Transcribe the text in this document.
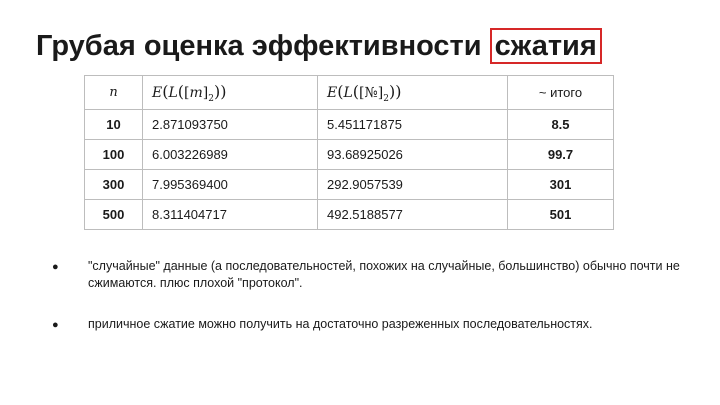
Грубая оценка эффективности сжатия
n	$E(L([m]_2))$	$E(L([№]_2))$	~ итого
10	2.871093750	5.451171875	8.5
100	6.003226989	93.68925026	99.7
300	7.995369400	292.9057539	301
500	8.311404717	492.5188577	501
● "случайные" данные (а последовательностей, похожих на случайные, большинство) обычно почти не сжимаются. плюс плохой "протокол".
● приличное сжатие можно получить на достаточно разреженных последовательностях.
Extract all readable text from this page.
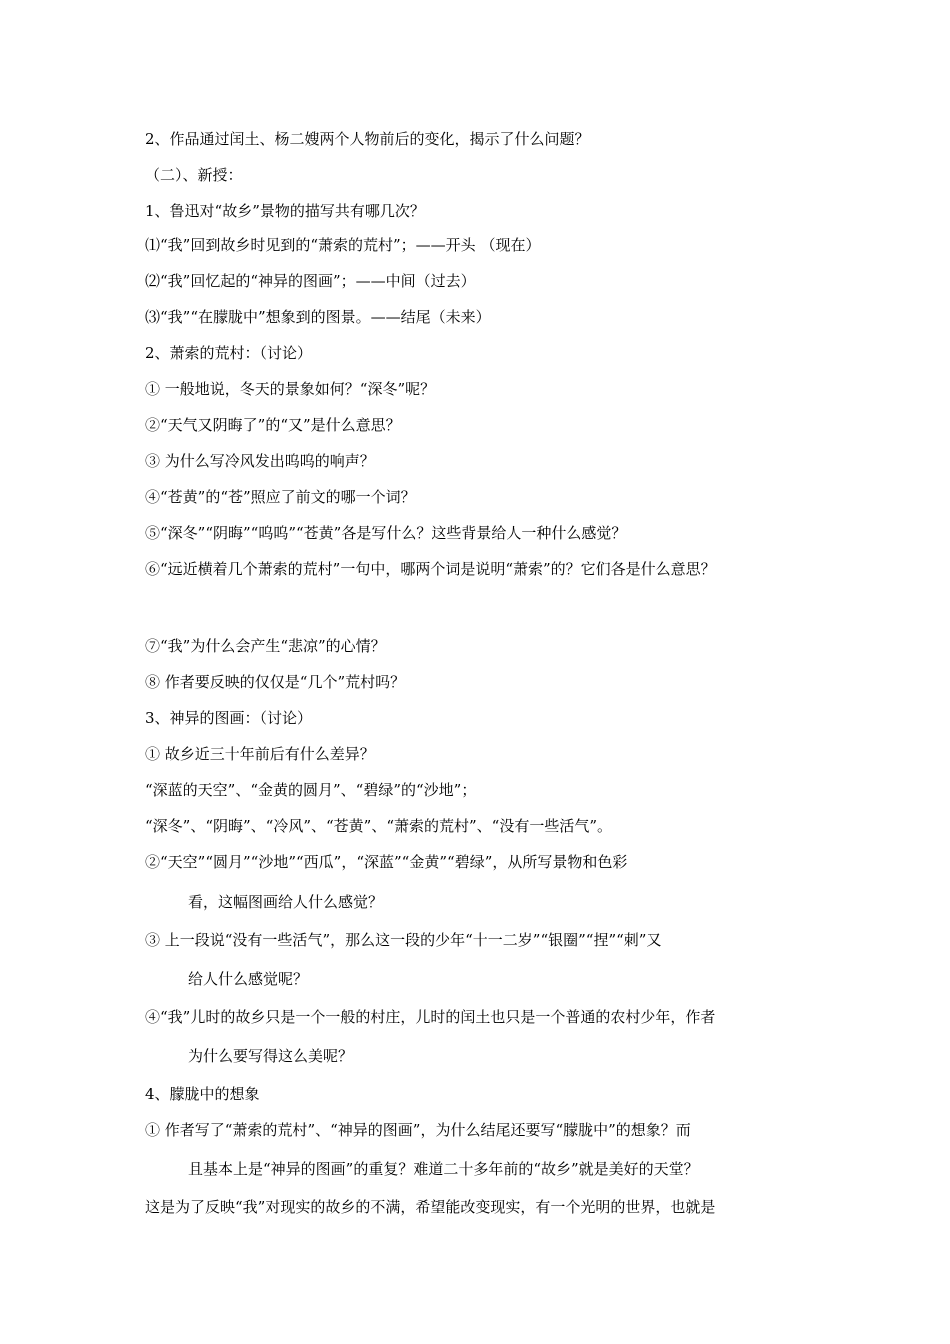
2、作品通过闰土、杨二嫂两个人物前后的变化，揭示了什么问题？
（二）、新授：
1、鲁迅对“故乡”景物的描写共有哪几次？
⑴“我”回到故乡时见到的“萧索的荒村”；——开头 （现在）
⑵“我”回忆起的“神异的图画”；——中间（过去）
⑶“我”“在朦胧中”想象到的图景。——结尾（未来）
2、萧索的荒村：（讨论）
① 一般地说，冬天的景象如何？“深冬”呢？
②“天气又阴晦了”的“又”是什么意思？
③ 为什么写冷风发出呜呜的响声？
④“苍黄”的“苍”照应了前文的哪一个词？
⑤“深冬”“阴晦”“呜呜”“苍黄”各是写什么？这些背景给人一种什么感觉？
⑥“远近横着几个萧索的荒村”一句中，哪两个词是说明“萧索”的？它们各是什么意思？
⑦“我”为什么会产生“悲凉”的心情？
⑧ 作者要反映的仅仅是“几个”荒村吗？
3、神异的图画：（讨论）
① 故乡近三十年前后有什么差异？
“深蓝的天空”、“金黄的圆月”、“碧绿”的“沙地”；
“深冬”、“阴晦”、“冷风”、“苍黄”、“萧索的荒村”、“没有一些活气”。
②“天空”“圆月”“沙地”“西瓜”，“深蓝”“金黄”“碧绿”，从所写景物和色彩
看，这幅图画给人什么感觉？
③ 上一段说“没有一些活气”，那么这一段的少年“十一二岁”“银圈”“捏”“刺”又
给人什么感觉呢？
④“我”儿时的故乡只是一个一般的村庄，儿时的闰土也只是一个普通的农村少年，作者
为什么要写得这么美呢？
4、朦胧中的想象
① 作者写了“萧索的荒村”、“神异的图画”，为什么结尾还要写“朦胧中”的想象？而
且基本上是“神异的图画”的重复？难道二十多年前的“故乡”就是美好的天堂？
这是为了反映“我”对现实的故乡的不满，希望能改变现实，有一个光明的世界，也就是
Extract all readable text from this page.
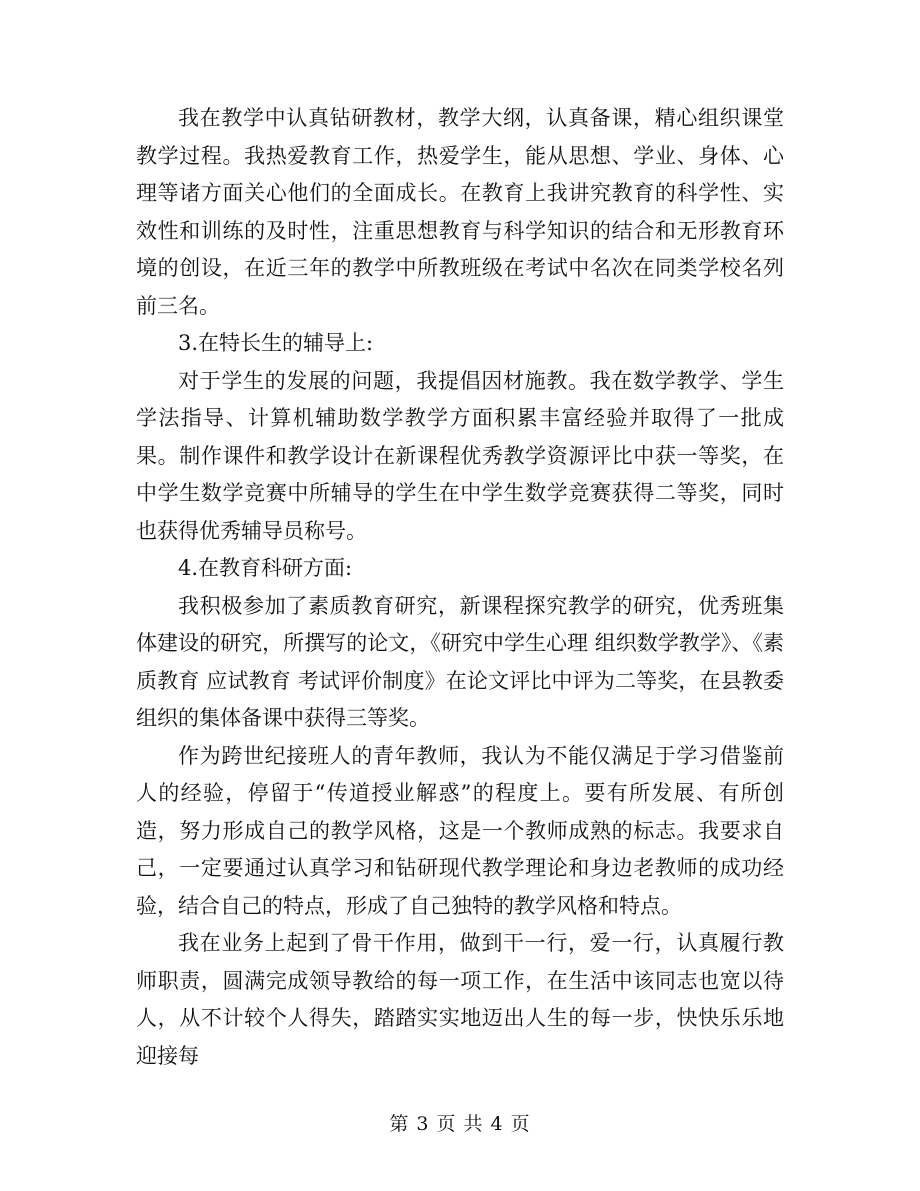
我在教学中认真钻研教材，教学大纲，认真备课，精心组织课堂教学过程。我热爱教育工作，热爱学生，能从思想、学业、身体、心理等诸方面关心他们的全面成长。在教育上我讲究教育的科学性、实效性和训练的及时性，注重思想教育与科学知识的结合和无形教育环境的创设，在近三年的教学中所教班级在考试中名次在同类学校名列前三名。

3.在特长生的辅导上:

对于学生的发展的问题，我提倡因材施教。我在数学教学、学生学法指导、计算机辅助数学教学方面积累丰富经验并取得了一批成果。制作课件和教学设计在新课程优秀教学资源评比中获一等奖，在中学生数学竞赛中所辅导的学生在中学生数学竞赛获得二等奖，同时也获得优秀辅导员称号。

4.在教育科研方面:

我积极参加了素质教育研究，新课程探究教学的研究，优秀班集体建设的研究，所撰写的论文，《研究中学生心理 组织数学教学》、《素质教育 应试教育 考试评价制度》在论文评比中评为二等奖，在县教委组织的集体备课中获得三等奖。

作为跨世纪接班人的青年教师，我认为不能仅满足于学习借鉴前人的经验，停留于“传道授业解惑”的程度上。要有所发展、有所创造，努力形成自己的教学风格，这是一个教师成熟的标志。我要求自己，一定要通过认真学习和钻研现代教学理论和身边老教师的成功经验，结合自己的特点，形成了自己独特的教学风格和特点。

我在业务上起到了骨干作用，做到干一行，爱一行，认真履行教师职责，圆满完成领导教给的每一项工作，在生活中该同志也宽以待人，从不计较个人得失，踏踏实实地迈出人生的每一步，快快乐乐地迎接每

第 3 页 共 4 页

----

> _WRITTEN EXERCISE_:
All entries are to be retyped exactly. Omit any embedded images.

> _WRITTEN RESPONSE_:
Transcribe the text in this document.
Грубая оценка эффективности сжатия
n	$E(L([m]_2))$	$E(L([№]_2))$	~ итого
10	2.871093750	5.451171875	8.5
100	6.003226989	93.68925026	99.7
300	7.995369400	292.9057539	301
500	8.311404717	492.5188577	501
● "случайные" данные (а последовательностей, похожих на случайные, большинство) обычно почти не сжимаются. плюс плохой "протокол".
● приличное сжатие можно получить на достаточно разреженных последовательностях.
Extract all readable text from this page.
2、作品通过闰土、杨二嫂两个人物前后的变化，揭示了什么问题？
（二）、新授：
1、鲁迅对“故乡”景物的描写共有哪几次？
⑴“我”回到故乡时见到的“萧索的荒村”；——开头 （现在）
⑵“我”回忆起的“神异的图画”；——中间（过去）
⑶“我”“在朦胧中”想象到的图景。——结尾（未来）
2、萧索的荒村：（讨论）
① 一般地说，冬天的景象如何？“深冬”呢？
②“天气又阴晦了”的“又”是什么意思？
③ 为什么写冷风发出呜呜的响声？
④“苍黄”的“苍”照应了前文的哪一个词？
⑤“深冬”“阴晦”“呜呜”“苍黄”各是写什么？这些背景给人一种什么感觉？
⑥“远近横着几个萧索的荒村”一句中，哪两个词是说明“萧索”的？它们各是什么意思？
⑦“我”为什么会产生“悲凉”的心情？
⑧ 作者要反映的仅仅是“几个”荒村吗？
3、神异的图画：（讨论）
① 故乡近三十年前后有什么差异？
“深蓝的天空”、“金黄的圆月”、“碧绿”的“沙地”；
“深冬”、“阴晦”、“冷风”、“苍黄”、“萧索的荒村”、“没有一些活气”。
②“天空”“圆月”“沙地”“西瓜”，“深蓝”“金黄”“碧绿”，从所写景物和色彩
看，这幅图画给人什么感觉？
③ 上一段说“没有一些活气”，那么这一段的少年“十一二岁”“银圈”“捏”“刺”又
给人什么感觉呢？
④“我”儿时的故乡只是一个一般的村庄，儿时的闰土也只是一个普通的农村少年，作者
为什么要写得这么美呢？
4、朦胧中的想象
① 作者写了“萧索的荒村”、“神异的图画”，为什么结尾还要写“朦胧中”的想象？而
且基本上是“神异的图画”的重复？难道二十多年前的“故乡”就是美好的天堂？
这是为了反映“我”对现实的故乡的不满，希望能改变现实，有一个光明的世界，也就是
Extract all readable text from this page.
我在教学中认真钻研教材，教学大纲，认真备课，精心组织课堂教学过程。我热爱教育工作，热爱学生，能从思想、学业、身体、心理等诸方面关心他们的全面成长。在教育上我讲究教育的科学性、实效性和训练的及时性，注重思想教育与科学知识的结合和无形教育环境的创设，在近三年的教学中所教班级在考试中名次在同类学校名列前三名。

3.在特长生的辅导上:

对于学生的发展的问题，我提倡因材施教。我在数学教学、学生学法指导、计算机辅助数学教学方面积累丰富经验并取得了一批成果。制作课件和教学设计在新课程优秀教学资源评比中获一等奖，在中学生数学竞赛中所辅导的学生在中学生数学竞赛获得二等奖，同时也获得优秀辅导员称号。

4.在教育科研方面:

我积极参加了素质教育研究，新课程探究教学的研究，优秀班集体建设的研究，所撰写的论文，《研究中学生心理 组织数学教学》、《素质教育 应试教育 考试评价制度》在论文评比中评为二等奖，在县教委组织的集体备课中获得三等奖。

作为跨世纪接班人的青年教师，我认为不能仅满足于学习借鉴前人的经验，停留于“传道授业解惑”的程度上。要有所发展、有所创造，努力形成自己的教学风格，这是一个教师成熟的标志。我要求自己，一定要通过认真学习和钻研现代教学理论和身边老教师的成功经验，结合自己的特点，形成了自己独特的教学风格和特点。

我在业务上起到了骨干作用，做到干一行，爱一行，认真履行教师职责，圆满完成领导教给的每一项工作，在生活中该同志也宽以待人，从不计较个人得失，踏踏实实地迈出人生的每一步，快快乐乐地迎接每

第 3 页 共 4 页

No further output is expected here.